Recorded data:
[Start]
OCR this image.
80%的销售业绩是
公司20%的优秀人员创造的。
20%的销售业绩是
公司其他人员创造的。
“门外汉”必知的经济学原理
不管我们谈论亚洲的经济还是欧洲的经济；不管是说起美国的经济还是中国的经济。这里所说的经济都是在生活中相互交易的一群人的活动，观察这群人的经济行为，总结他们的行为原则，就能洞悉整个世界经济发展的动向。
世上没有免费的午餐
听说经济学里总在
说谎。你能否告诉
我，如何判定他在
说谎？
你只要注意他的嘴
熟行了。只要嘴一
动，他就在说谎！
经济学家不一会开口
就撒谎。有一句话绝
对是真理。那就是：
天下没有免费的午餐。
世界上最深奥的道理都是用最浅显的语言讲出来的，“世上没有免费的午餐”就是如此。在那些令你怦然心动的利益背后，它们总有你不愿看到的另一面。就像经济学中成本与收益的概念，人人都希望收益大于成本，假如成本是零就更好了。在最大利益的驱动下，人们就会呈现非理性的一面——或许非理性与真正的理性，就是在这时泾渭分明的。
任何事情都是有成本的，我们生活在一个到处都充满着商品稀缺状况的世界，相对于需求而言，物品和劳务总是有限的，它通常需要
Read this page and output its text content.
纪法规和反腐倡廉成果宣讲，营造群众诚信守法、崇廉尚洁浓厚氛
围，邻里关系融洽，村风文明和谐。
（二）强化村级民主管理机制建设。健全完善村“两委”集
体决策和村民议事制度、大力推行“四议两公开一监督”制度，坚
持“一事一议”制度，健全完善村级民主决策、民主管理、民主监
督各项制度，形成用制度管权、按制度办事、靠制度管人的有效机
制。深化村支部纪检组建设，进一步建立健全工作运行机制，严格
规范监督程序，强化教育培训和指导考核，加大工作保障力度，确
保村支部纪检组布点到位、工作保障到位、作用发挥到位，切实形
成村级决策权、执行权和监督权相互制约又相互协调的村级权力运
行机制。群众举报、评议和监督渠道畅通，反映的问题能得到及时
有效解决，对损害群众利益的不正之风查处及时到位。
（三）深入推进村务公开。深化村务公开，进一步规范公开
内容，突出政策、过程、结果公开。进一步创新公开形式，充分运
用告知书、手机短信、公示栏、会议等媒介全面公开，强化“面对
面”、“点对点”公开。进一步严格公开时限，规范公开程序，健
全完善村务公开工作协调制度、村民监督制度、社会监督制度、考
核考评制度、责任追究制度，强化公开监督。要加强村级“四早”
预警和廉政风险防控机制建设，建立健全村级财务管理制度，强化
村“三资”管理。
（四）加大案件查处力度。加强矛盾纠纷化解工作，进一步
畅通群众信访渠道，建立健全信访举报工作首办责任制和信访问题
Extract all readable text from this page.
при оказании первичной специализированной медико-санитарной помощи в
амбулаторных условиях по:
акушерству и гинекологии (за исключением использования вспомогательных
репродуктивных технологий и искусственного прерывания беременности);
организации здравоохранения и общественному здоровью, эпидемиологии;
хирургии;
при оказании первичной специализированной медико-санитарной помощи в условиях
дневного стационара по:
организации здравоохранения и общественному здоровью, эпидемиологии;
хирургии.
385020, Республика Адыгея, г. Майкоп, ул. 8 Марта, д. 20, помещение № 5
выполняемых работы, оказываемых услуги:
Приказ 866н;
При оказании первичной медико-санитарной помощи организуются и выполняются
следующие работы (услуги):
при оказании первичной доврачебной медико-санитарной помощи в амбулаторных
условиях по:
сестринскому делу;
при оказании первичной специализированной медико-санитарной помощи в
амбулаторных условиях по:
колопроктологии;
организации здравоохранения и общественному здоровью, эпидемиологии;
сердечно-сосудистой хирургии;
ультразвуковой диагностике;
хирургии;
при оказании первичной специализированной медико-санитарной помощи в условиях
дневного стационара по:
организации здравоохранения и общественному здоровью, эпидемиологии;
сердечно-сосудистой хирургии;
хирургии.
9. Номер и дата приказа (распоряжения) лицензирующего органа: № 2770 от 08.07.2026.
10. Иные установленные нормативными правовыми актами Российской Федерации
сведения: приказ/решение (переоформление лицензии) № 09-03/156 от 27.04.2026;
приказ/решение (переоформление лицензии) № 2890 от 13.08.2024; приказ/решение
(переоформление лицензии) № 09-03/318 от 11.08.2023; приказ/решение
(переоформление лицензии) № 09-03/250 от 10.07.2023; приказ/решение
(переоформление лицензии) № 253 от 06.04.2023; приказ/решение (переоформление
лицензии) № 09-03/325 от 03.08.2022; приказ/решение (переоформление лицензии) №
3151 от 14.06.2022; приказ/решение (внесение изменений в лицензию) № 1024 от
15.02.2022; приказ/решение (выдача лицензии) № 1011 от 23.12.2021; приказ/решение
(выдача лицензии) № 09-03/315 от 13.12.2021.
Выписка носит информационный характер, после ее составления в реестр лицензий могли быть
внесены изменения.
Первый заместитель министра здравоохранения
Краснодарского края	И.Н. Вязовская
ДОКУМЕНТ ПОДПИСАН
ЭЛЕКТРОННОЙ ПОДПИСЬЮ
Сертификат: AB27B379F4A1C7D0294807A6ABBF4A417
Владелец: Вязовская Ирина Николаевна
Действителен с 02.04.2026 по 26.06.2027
[End]
▶ _Your objective_: What number of lines in the records contain the word "this"? Answer with that number alone.

▶ _Exercise response_: 3